** Start RAW DATA **
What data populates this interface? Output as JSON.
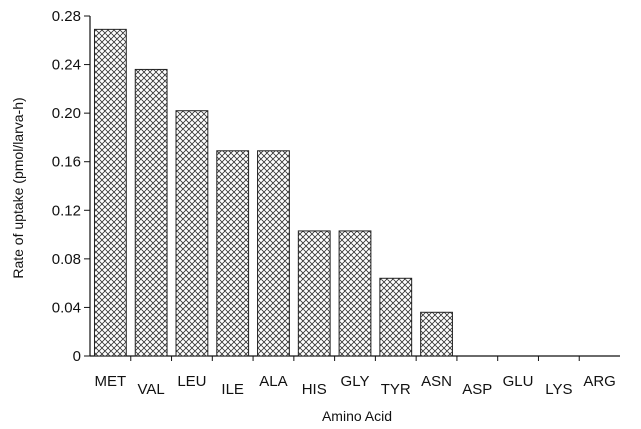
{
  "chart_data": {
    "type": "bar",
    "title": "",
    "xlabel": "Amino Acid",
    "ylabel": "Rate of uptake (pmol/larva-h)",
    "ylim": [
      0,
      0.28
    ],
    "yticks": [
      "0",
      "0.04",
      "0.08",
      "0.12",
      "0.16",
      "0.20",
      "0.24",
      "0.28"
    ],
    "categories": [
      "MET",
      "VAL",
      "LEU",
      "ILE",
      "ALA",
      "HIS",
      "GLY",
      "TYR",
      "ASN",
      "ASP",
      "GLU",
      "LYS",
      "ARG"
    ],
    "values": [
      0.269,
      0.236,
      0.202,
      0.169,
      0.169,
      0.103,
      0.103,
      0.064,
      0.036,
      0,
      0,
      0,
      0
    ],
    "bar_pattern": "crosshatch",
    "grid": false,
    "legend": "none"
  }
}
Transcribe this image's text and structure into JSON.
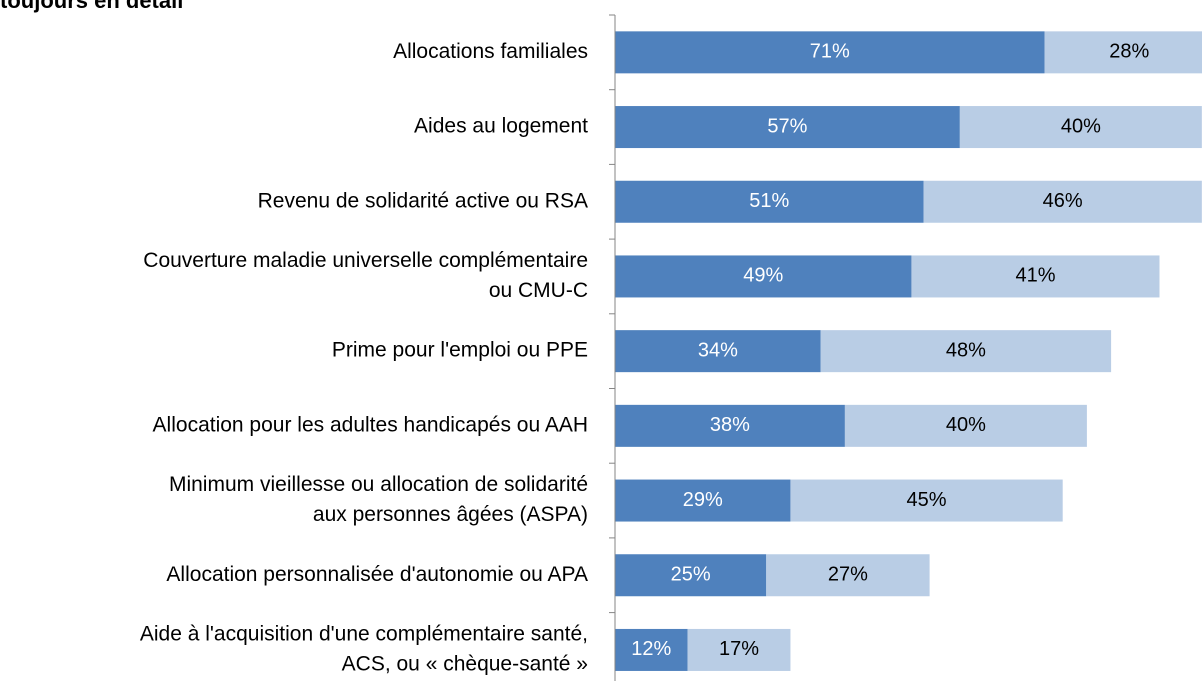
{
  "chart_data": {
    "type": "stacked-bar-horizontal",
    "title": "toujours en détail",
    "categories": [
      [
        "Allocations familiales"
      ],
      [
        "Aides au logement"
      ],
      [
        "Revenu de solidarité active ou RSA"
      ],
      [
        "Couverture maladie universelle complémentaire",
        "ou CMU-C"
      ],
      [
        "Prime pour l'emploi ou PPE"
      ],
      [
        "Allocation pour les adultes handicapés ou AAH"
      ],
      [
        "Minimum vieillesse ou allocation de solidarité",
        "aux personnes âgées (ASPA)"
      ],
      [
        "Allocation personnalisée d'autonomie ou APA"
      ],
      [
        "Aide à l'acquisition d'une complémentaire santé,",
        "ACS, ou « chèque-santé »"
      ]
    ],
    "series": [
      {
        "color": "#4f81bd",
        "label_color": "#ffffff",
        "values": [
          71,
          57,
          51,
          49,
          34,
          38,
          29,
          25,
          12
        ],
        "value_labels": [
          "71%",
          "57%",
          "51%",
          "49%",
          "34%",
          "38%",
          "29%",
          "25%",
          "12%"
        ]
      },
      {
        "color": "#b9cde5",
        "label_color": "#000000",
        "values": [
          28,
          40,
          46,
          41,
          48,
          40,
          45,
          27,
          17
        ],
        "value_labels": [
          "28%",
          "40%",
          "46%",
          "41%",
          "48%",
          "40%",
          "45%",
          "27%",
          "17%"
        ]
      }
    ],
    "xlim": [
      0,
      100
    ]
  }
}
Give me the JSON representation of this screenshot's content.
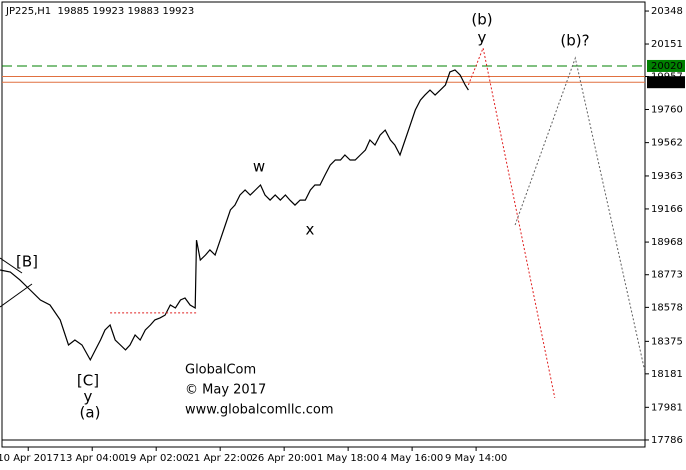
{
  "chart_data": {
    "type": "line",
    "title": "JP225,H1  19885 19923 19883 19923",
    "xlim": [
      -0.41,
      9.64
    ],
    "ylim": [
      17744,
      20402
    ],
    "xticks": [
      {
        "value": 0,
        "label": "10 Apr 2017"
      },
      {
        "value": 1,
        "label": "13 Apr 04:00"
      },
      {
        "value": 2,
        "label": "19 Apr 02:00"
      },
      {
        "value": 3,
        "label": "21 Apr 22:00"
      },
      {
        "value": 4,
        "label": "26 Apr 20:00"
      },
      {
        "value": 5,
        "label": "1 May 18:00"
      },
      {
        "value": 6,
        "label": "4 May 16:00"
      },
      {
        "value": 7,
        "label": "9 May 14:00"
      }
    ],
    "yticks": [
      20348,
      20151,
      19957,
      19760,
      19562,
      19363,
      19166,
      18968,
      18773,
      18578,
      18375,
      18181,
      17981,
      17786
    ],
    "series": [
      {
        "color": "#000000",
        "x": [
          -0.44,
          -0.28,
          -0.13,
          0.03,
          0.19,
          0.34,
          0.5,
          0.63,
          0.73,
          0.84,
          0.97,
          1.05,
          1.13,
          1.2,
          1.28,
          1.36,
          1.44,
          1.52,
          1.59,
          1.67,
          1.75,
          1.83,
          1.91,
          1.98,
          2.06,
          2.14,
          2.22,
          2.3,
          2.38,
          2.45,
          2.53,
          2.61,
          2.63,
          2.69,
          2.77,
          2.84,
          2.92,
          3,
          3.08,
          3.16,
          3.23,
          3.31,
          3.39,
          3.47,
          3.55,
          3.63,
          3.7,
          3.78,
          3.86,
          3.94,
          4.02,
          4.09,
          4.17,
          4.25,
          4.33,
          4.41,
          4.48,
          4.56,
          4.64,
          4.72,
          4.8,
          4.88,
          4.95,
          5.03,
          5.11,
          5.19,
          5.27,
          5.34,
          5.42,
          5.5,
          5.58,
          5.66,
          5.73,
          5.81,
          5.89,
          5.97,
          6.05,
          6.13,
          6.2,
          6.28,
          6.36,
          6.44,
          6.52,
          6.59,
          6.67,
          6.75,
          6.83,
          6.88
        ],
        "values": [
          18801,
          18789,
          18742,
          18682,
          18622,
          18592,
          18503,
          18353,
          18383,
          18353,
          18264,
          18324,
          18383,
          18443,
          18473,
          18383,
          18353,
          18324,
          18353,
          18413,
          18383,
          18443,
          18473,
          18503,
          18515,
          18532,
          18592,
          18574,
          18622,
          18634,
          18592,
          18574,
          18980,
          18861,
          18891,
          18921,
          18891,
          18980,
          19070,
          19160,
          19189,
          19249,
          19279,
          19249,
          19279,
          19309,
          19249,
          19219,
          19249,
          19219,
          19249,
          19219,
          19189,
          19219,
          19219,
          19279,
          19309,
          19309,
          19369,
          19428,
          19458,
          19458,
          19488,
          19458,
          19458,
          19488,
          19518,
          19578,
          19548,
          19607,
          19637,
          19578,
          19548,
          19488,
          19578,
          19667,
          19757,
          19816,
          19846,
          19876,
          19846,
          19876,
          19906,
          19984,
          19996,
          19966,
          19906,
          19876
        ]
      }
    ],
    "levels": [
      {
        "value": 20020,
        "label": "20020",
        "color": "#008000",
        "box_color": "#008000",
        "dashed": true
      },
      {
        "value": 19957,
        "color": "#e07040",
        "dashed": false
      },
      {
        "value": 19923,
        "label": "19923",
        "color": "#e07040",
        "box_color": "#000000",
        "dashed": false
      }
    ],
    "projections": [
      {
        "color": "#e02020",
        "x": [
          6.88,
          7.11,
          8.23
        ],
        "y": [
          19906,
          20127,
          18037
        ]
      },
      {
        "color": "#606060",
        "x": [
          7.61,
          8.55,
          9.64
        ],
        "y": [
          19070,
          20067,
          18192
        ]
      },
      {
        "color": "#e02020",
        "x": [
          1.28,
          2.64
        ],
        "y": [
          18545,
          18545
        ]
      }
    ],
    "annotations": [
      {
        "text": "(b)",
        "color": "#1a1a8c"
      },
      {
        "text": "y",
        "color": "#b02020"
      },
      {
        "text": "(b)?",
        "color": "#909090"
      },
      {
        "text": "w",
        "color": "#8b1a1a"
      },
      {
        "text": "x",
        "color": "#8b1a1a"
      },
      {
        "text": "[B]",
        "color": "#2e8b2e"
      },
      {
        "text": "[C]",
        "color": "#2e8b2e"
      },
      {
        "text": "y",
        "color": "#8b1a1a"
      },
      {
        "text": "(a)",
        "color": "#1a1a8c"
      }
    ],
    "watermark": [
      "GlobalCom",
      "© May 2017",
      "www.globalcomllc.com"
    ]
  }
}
** End RAW DATA **
=== DO THIS ===
Scan the material and collect every line that contains "complémentaire".

=== ANSWER TO THE EXERCISE ===
        "Couverture maladie universelle complémentaire",
        "Aide à l'acquisition d'une complémentaire santé,",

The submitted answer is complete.